__To do__
Please express the part of the listing that opens with the line containing "Output each element" and closes with the line containing "table-row[interactable]: 8456.11.11 1" as a two-column CSV headed input and output, with one row for each input and its output, every field quoted and line breaks turned into spaces. Leave the pictures out.

# start of Raw records

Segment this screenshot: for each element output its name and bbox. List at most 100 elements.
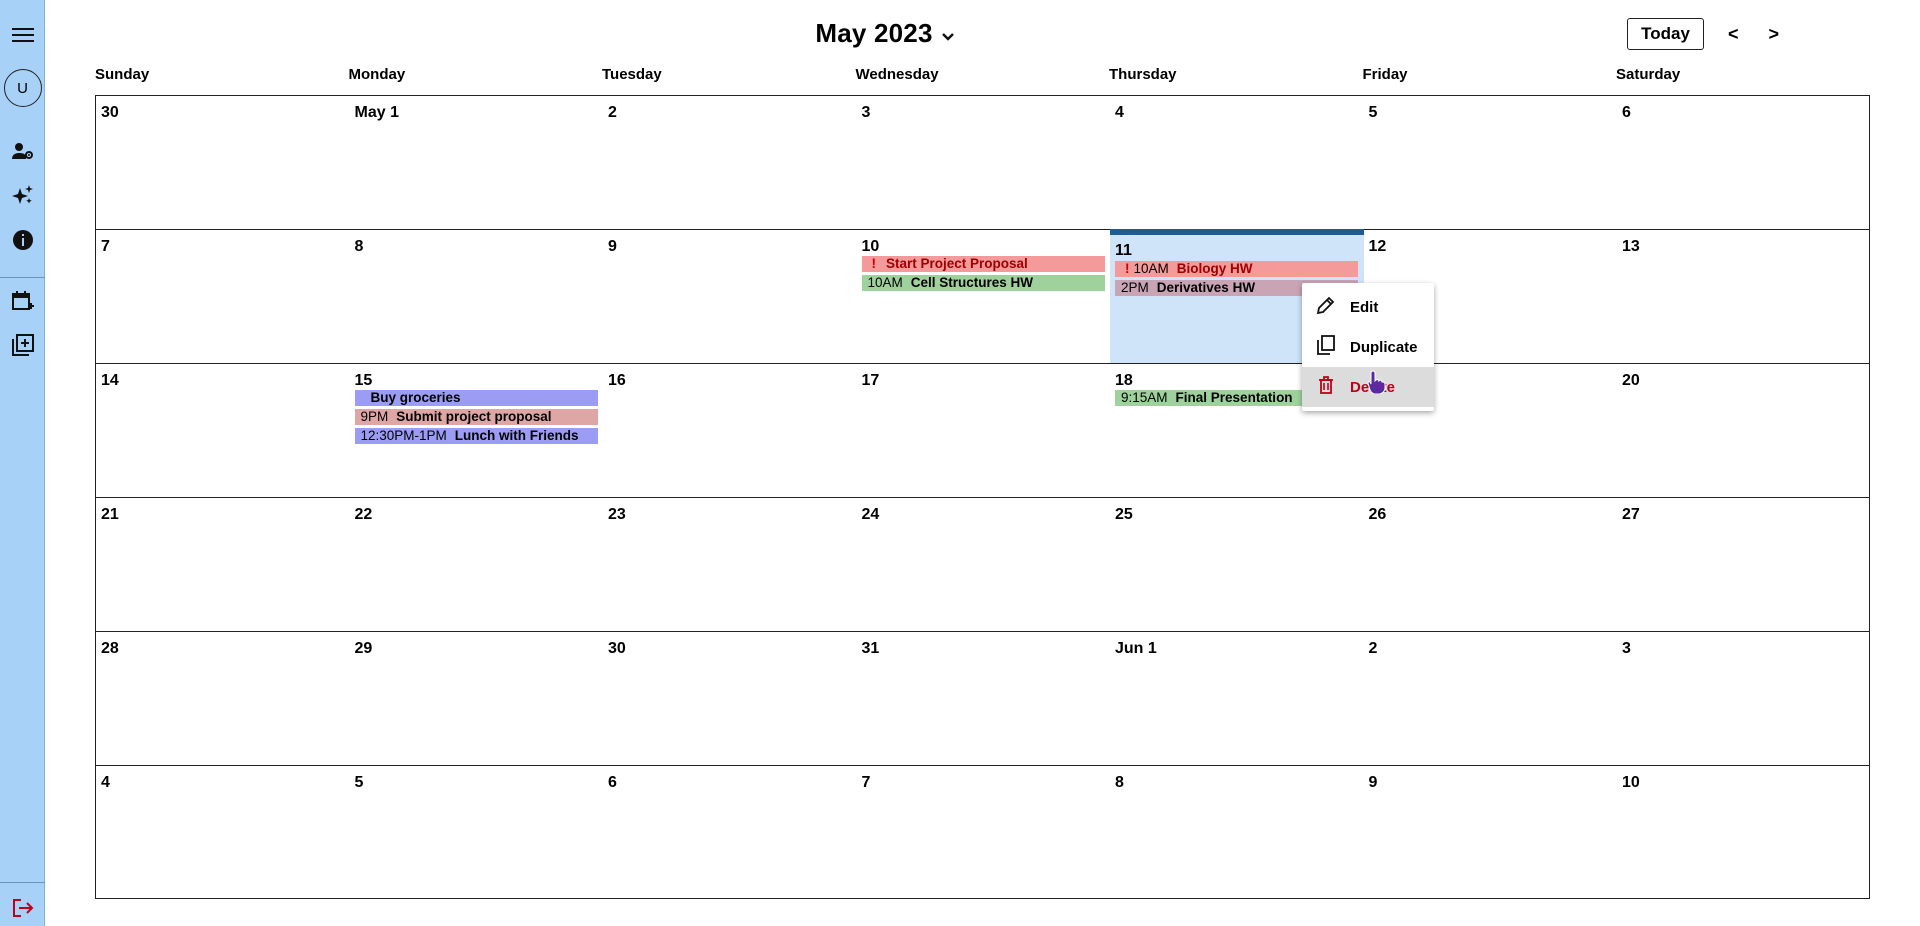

# end of Raw records
# start of Raw records

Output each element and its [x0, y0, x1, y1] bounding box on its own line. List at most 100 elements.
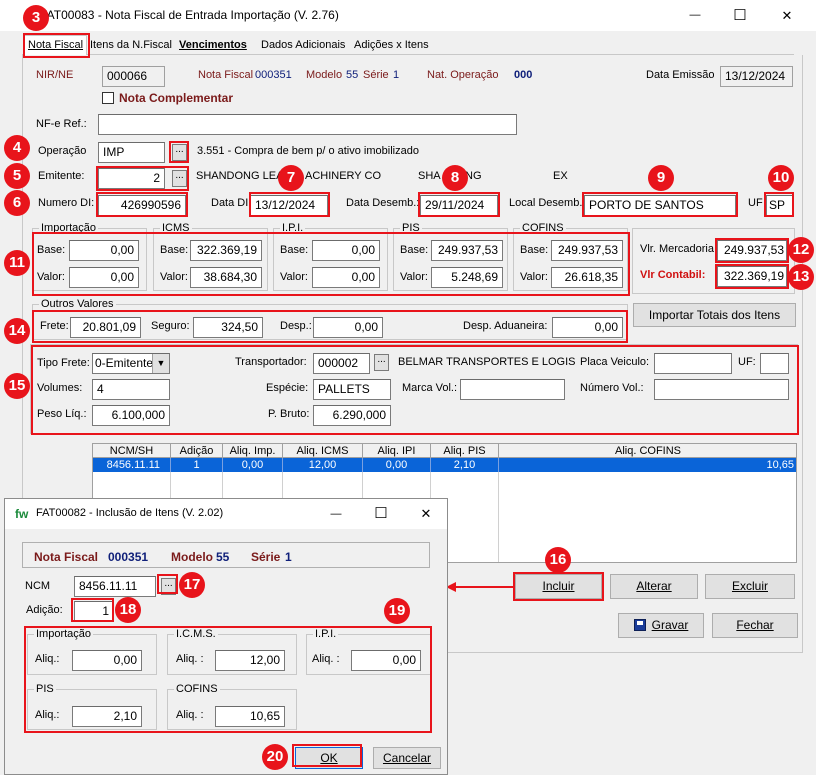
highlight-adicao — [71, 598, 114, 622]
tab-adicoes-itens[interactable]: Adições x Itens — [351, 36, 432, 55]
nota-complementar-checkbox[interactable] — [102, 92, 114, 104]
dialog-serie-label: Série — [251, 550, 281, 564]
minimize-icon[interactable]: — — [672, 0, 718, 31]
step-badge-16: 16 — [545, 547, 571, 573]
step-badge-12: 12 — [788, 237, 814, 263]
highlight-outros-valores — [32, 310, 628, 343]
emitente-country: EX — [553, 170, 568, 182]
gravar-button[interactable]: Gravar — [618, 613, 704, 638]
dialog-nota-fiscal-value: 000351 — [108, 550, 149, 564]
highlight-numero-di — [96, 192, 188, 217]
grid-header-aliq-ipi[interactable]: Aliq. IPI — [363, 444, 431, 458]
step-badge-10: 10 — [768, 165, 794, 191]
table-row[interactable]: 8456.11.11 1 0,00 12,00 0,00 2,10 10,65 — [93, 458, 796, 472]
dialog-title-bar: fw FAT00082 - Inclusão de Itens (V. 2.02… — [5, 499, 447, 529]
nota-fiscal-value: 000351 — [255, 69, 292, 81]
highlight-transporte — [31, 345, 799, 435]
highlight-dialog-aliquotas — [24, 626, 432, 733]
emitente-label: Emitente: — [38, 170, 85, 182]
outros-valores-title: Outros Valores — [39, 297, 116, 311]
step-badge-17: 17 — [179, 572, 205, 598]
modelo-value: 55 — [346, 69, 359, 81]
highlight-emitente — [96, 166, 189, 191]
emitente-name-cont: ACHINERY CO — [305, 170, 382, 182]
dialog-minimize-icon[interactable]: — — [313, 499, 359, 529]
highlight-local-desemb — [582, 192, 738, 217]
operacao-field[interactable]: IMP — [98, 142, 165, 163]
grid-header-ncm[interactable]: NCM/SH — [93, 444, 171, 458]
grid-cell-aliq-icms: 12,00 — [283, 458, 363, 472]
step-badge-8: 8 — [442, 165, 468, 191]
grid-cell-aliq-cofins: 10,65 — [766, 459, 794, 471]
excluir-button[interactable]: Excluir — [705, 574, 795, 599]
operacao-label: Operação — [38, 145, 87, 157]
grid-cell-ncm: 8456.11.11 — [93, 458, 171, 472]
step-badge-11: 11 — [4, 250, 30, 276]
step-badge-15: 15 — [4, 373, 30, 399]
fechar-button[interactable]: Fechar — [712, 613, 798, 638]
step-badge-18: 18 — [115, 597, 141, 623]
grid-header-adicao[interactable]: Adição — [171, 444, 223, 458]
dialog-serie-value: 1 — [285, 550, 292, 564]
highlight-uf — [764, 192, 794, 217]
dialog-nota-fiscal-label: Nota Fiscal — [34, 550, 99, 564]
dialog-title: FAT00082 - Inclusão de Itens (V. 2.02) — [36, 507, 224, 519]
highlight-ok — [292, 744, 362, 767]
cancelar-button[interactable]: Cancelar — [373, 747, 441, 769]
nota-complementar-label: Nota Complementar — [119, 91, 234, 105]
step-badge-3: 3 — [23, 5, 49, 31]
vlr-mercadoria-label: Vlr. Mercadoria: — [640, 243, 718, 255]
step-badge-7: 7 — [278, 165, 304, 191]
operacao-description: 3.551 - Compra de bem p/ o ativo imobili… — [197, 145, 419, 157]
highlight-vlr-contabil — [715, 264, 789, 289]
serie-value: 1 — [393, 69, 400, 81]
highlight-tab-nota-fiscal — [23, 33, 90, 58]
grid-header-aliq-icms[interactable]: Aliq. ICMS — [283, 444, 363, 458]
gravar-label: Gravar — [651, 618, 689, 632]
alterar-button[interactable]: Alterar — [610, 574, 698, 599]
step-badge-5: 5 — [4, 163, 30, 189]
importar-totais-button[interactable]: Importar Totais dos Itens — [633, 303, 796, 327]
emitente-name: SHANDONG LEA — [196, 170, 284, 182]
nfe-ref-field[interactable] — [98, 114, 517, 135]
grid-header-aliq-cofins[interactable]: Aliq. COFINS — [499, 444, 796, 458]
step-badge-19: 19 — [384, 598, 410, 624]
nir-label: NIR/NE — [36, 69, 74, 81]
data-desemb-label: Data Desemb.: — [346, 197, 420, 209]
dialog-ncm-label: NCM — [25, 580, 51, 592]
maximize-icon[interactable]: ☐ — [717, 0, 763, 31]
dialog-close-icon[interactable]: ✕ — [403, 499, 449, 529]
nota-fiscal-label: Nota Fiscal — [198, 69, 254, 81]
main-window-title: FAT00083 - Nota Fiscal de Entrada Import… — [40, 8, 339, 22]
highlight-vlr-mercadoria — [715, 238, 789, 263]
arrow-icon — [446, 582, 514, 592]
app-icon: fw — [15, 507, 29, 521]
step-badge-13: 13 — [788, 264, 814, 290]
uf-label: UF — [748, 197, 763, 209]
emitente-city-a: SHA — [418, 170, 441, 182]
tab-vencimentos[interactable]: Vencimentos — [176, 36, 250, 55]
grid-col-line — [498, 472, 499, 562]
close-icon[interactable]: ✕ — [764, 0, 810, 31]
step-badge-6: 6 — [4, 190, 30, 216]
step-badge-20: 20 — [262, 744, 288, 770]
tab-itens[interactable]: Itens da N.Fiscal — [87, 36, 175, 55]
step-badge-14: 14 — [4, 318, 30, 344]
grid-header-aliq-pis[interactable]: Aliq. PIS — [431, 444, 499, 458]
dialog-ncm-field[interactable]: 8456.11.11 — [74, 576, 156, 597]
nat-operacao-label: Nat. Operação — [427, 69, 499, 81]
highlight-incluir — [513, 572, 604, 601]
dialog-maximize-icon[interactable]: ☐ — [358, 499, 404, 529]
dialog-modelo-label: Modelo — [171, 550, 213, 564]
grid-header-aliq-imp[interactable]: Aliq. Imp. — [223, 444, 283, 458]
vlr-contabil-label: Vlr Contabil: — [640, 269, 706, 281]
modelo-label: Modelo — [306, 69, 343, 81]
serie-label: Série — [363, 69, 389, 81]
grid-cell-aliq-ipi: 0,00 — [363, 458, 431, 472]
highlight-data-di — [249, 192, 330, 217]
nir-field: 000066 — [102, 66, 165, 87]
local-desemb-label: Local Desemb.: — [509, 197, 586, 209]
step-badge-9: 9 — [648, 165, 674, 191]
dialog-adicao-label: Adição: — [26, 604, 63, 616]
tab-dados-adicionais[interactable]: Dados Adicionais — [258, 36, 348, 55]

# end of Raw records
# start of Raw records

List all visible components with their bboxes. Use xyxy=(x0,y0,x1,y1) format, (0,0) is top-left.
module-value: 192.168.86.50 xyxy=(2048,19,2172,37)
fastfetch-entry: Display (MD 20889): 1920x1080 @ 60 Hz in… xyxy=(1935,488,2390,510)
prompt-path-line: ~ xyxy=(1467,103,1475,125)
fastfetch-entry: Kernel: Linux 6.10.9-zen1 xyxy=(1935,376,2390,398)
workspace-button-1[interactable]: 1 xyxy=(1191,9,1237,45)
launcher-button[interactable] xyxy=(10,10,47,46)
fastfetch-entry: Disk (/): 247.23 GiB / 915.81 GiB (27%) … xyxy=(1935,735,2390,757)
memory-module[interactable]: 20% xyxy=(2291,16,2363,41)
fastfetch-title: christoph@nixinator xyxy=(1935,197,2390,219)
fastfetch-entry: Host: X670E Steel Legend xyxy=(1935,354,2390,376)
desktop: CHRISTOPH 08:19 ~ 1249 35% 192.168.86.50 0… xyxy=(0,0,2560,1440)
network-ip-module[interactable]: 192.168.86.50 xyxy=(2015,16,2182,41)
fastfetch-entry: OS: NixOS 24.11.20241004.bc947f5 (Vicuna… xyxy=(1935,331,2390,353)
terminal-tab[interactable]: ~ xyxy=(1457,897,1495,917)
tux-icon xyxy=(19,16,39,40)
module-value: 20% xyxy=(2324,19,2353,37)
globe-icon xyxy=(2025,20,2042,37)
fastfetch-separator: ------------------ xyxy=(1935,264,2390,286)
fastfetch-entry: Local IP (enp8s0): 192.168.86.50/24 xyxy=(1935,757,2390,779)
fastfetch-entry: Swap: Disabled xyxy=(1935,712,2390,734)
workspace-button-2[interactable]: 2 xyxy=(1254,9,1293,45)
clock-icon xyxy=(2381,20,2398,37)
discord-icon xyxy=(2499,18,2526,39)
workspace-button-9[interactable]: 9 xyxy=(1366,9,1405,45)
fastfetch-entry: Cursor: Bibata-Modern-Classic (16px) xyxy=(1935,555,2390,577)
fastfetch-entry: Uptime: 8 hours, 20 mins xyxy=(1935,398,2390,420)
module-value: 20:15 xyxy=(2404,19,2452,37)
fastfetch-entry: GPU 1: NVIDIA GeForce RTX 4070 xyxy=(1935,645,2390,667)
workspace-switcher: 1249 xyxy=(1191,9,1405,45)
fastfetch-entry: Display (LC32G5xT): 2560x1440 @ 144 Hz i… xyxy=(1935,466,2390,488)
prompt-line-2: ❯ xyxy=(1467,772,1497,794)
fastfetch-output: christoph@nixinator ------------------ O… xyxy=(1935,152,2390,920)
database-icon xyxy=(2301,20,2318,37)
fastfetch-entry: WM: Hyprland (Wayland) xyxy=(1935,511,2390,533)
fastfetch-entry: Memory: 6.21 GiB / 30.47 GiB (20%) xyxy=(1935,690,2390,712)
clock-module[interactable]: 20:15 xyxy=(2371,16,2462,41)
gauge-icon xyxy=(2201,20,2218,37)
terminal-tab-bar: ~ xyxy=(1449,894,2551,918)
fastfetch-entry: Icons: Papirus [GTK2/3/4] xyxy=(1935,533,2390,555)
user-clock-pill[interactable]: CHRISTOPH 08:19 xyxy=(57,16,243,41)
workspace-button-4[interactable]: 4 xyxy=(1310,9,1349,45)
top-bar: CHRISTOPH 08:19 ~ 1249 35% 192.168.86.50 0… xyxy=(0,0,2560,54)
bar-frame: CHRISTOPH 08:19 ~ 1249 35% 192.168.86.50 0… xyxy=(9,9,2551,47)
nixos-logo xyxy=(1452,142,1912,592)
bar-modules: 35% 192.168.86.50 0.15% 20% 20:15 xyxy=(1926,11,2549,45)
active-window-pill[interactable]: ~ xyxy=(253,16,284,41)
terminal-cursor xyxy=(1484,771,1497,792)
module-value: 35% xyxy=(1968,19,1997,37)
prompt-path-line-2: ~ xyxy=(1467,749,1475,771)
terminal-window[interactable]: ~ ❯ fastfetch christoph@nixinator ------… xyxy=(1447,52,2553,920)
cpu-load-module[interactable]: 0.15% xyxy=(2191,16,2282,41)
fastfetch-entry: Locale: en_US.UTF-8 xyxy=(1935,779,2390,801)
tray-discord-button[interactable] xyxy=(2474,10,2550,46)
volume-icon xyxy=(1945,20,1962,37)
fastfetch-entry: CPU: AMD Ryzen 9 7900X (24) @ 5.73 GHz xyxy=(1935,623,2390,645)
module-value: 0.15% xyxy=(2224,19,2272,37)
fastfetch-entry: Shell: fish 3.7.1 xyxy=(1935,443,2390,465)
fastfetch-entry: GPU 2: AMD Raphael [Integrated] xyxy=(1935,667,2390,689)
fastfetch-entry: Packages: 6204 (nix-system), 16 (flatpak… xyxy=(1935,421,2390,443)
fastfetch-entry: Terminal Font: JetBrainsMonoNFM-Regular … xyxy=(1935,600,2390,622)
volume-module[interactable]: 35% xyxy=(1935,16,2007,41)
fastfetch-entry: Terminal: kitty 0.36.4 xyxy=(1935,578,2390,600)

# end of Raw records

__Output of the exercise__
input,output
"Output each element and its [x0, y0, x1, y1] bounding box on its own line. List at most 100 elements.","highlight-adicao — [71, 598, 114, 622] tab-adicoes-itens[interactable]: Adições x Itens — [351, 36, 432, 55] nota-complementar-checkbox[interactable] — [102, 92, 114, 104] dialog-serie-label: Série — [251, 550, 281, 564] minimize-icon[interactable]: — — [672, 0, 718, 31] step-badge-16: 16 — [545, 547, 571, 573] step-badge-12: 12 — [788, 237, 814, 263] highlight-outros-valores — [32, 310, 628, 343] emitente-country: EX — [553, 170, 568, 182] gravar-button[interactable]: Gravar — [618, 613, 704, 638] dialog-nota-fiscal-value: 000351 — [108, 550, 149, 564] highlight-numero-di — [96, 192, 188, 217] grid-header-aliq-ipi[interactable]: Aliq. IPI — [363, 444, 431, 458] step-badge-10: 10 — [768, 165, 794, 191] table-row[interactable]: 8456.11.11 1 0,00 12,00 0,00 2,10 10,65 — [93, 458, 796, 472]"